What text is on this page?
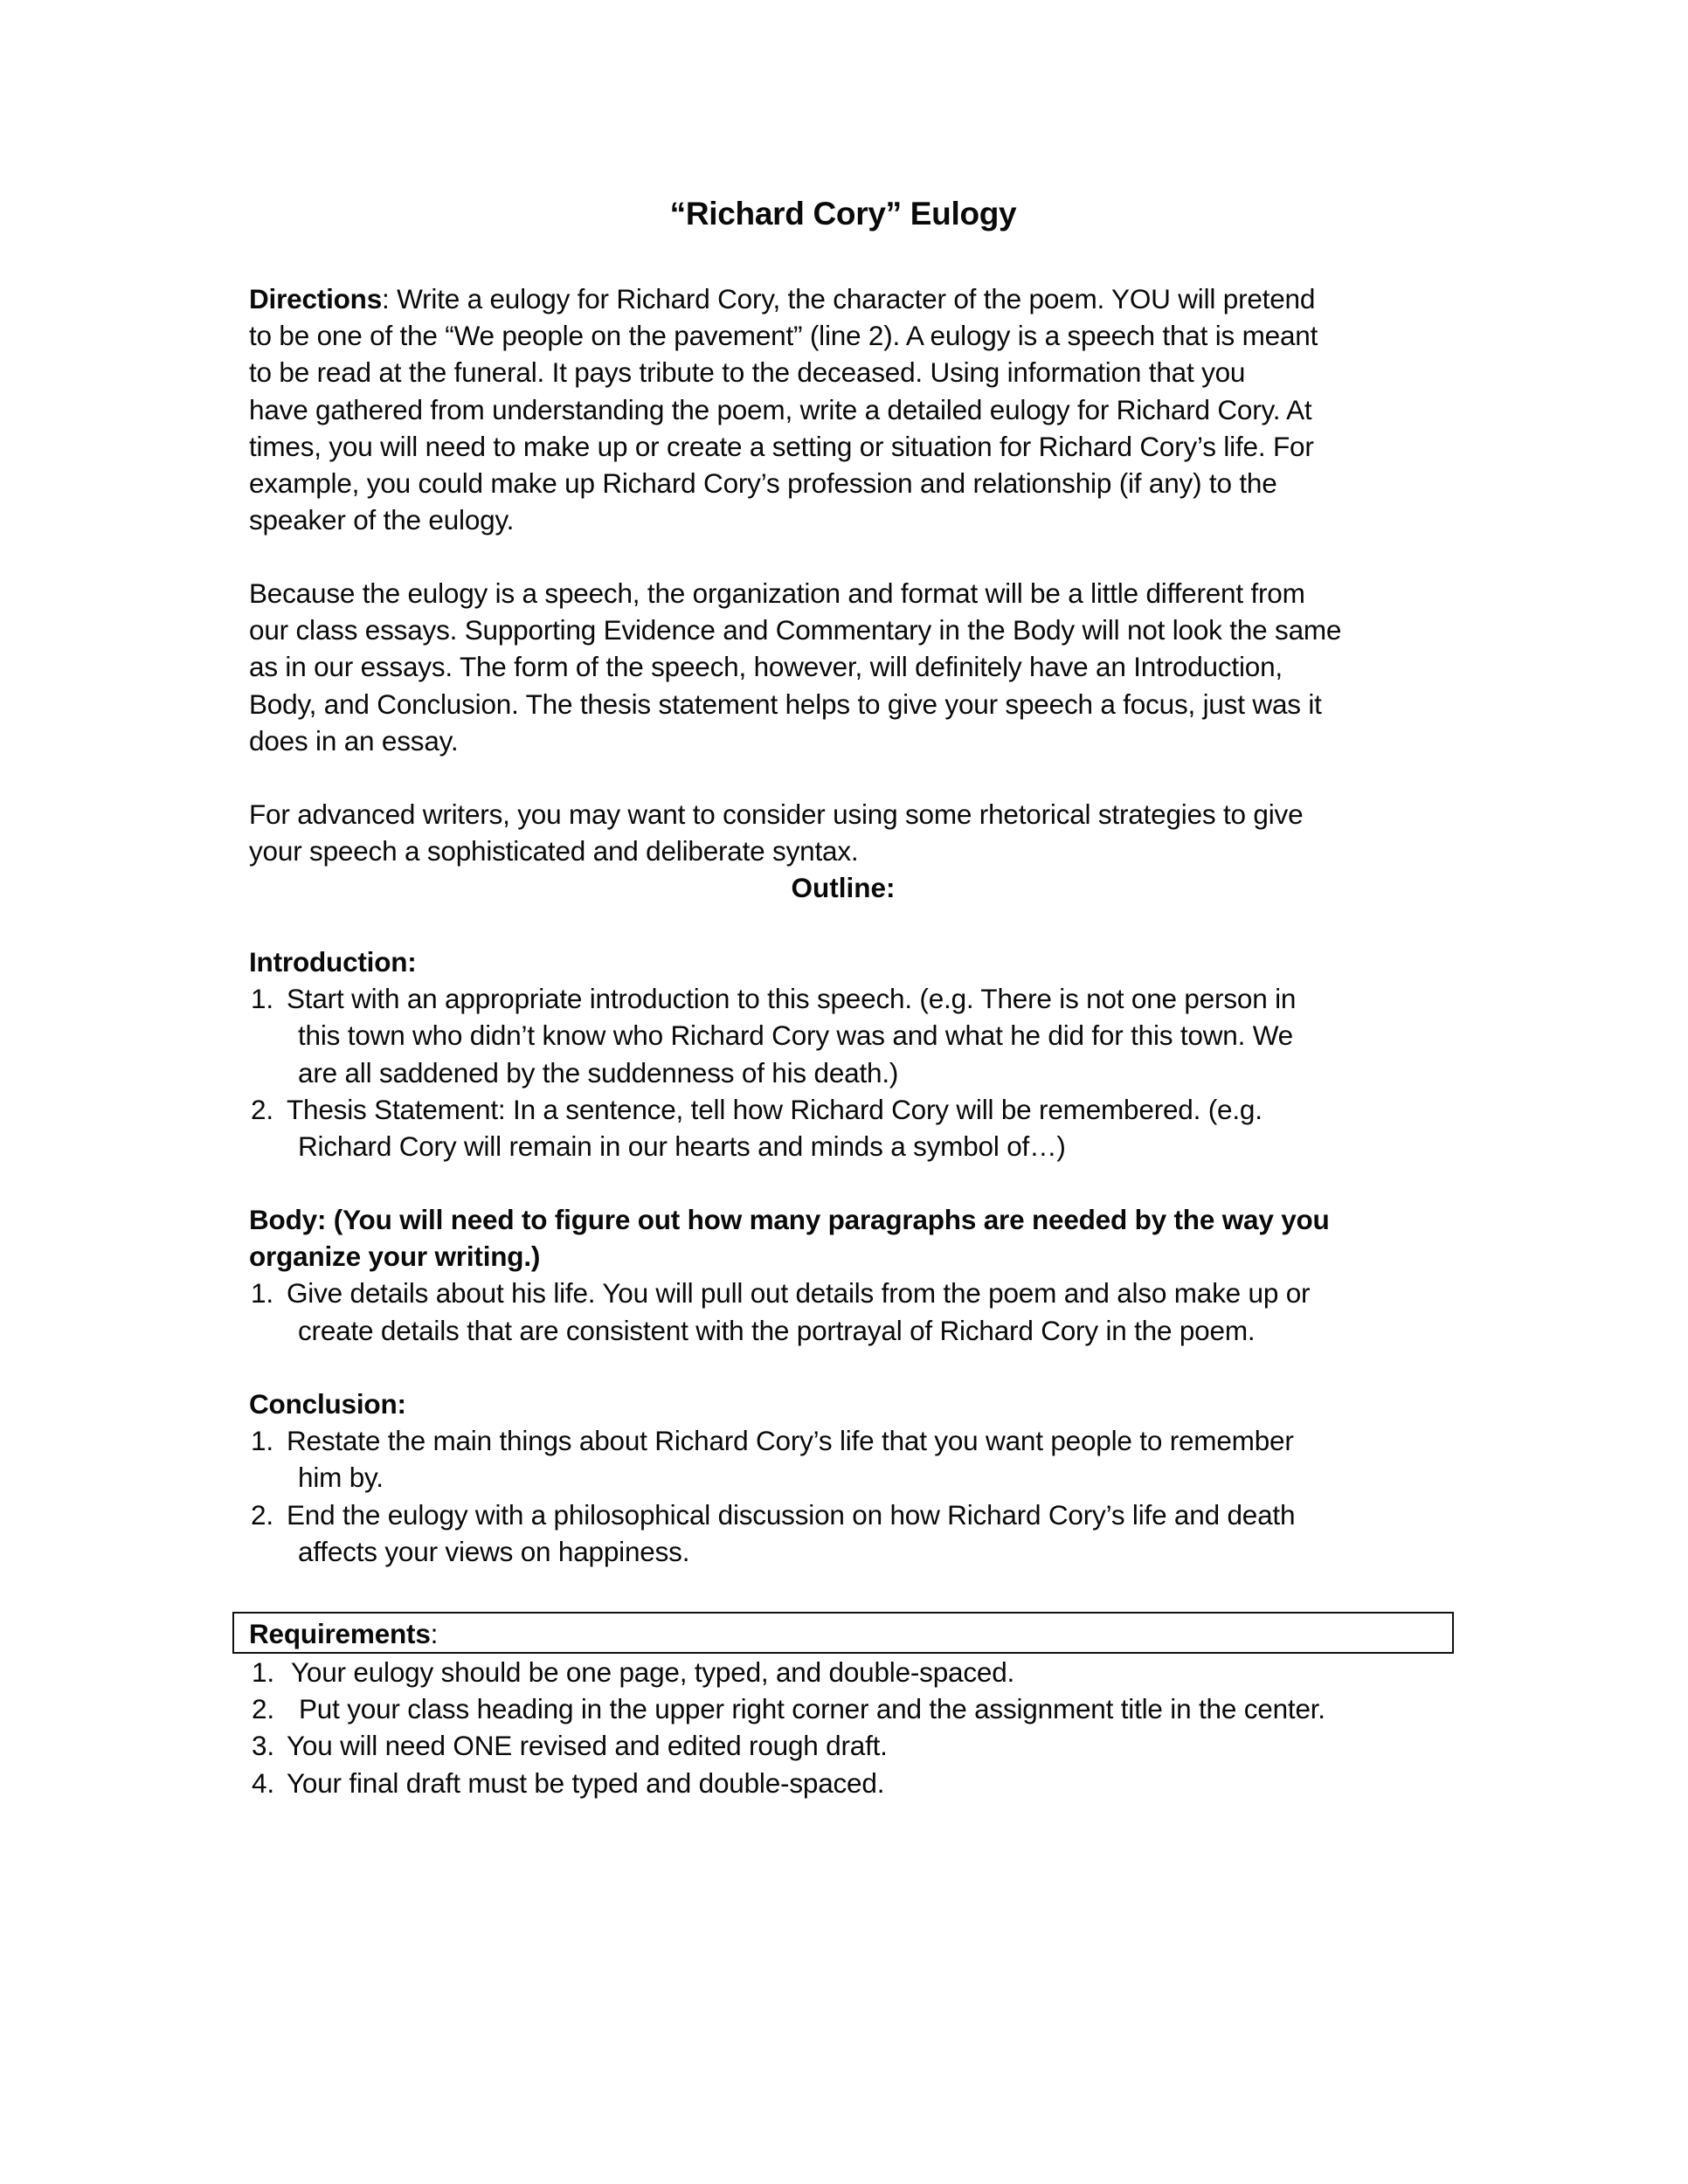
“Richard Cory” Eulogy
Directions: Write a eulogy for Richard Cory, the character of the poem. YOU will pretend
to be one of the “We people on the pavement” (line 2). A eulogy is a speech that is meant
to be read at the funeral. It pays tribute to the deceased. Using information that you
have gathered from understanding the poem, write a detailed eulogy for Richard Cory. At
times, you will need to make up or create a setting or situation for Richard Cory’s life. For
example, you could make up Richard Cory’s profession and relationship (if any) to the
speaker of the eulogy.
Because the eulogy is a speech, the organization and format will be a little different from
our class essays. Supporting Evidence and Commentary in the Body will not look the same
as in our essays. The form of the speech, however, will definitely have an Introduction,
Body, and Conclusion. The thesis statement helps to give your speech a focus, just was it
does in an essay.
For advanced writers, you may want to consider using some rhetorical strategies to give
your speech a sophisticated and deliberate syntax.
Outline:
Introduction:
1. Start with an appropriate introduction to this speech. (e.g. There is not one person in
this town who didn’t know who Richard Cory was and what he did for this town. We
are all saddened by the suddenness of his death.)
2. Thesis Statement: In a sentence, tell how Richard Cory will be remembered. (e.g.
Richard Cory will remain in our hearts and minds a symbol of…)
Body: (You will need to figure out how many paragraphs are needed by the way you
organize your writing.)
1. Give details about his life. You will pull out details from the poem and also make up or
create details that are consistent with the portrayal of Richard Cory in the poem.
Conclusion:
1. Restate the main things about Richard Cory’s life that you want people to remember
him by.
2. End the eulogy with a philosophical discussion on how Richard Cory’s life and death
affects your views on happiness.
Requirements:
1. Your eulogy should be one page, typed, and double-spaced.
2. Put your class heading in the upper right corner and the assignment title in the center.
3. You will need ONE revised and edited rough draft.
4. Your final draft must be typed and double-spaced.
········
— Exercise —
Copy out all the data exactly; skip the pictures.

— Output —
What text is on this page?
“Richard Cory” Eulogy
Directions: Write a eulogy for Richard Cory, the character of the poem. YOU will pretend
to be one of the “We people on the pavement” (line 2). A eulogy is a speech that is meant
to be read at the funeral. It pays tribute to the deceased. Using information that you
have gathered from understanding the poem, write a detailed eulogy for Richard Cory. At
times, you will need to make up or create a setting or situation for Richard Cory’s life. For
example, you could make up Richard Cory’s profession and relationship (if any) to the
speaker of the eulogy.
Because the eulogy is a speech, the organization and format will be a little different from
our class essays. Supporting Evidence and Commentary in the Body will not look the same
as in our essays. The form of the speech, however, will definitely have an Introduction,
Body, and Conclusion. The thesis statement helps to give your speech a focus, just was it
does in an essay.
For advanced writers, you may want to consider using some rhetorical strategies to give
your speech a sophisticated and deliberate syntax.
Outline:
Introduction:
1. Start with an appropriate introduction to this speech. (e.g. There is not one person in
this town who didn’t know who Richard Cory was and what he did for this town. We
are all saddened by the suddenness of his death.)
2. Thesis Statement: In a sentence, tell how Richard Cory will be remembered. (e.g.
Richard Cory will remain in our hearts and minds a symbol of…)
Body: (You will need to figure out how many paragraphs are needed by the way you
organize your writing.)
1. Give details about his life. You will pull out details from the poem and also make up or
create details that are consistent with the portrayal of Richard Cory in the poem.
Conclusion:
1. Restate the main things about Richard Cory’s life that you want people to remember
him by.
2. End the eulogy with a philosophical discussion on how Richard Cory’s life and death
affects your views on happiness.
Requirements:
1. Your eulogy should be one page, typed, and double-spaced.
2. Put your class heading in the upper right corner and the assignment title in the center.
3. You will need ONE revised and edited rough draft.
4. Your final draft must be typed and double-spaced.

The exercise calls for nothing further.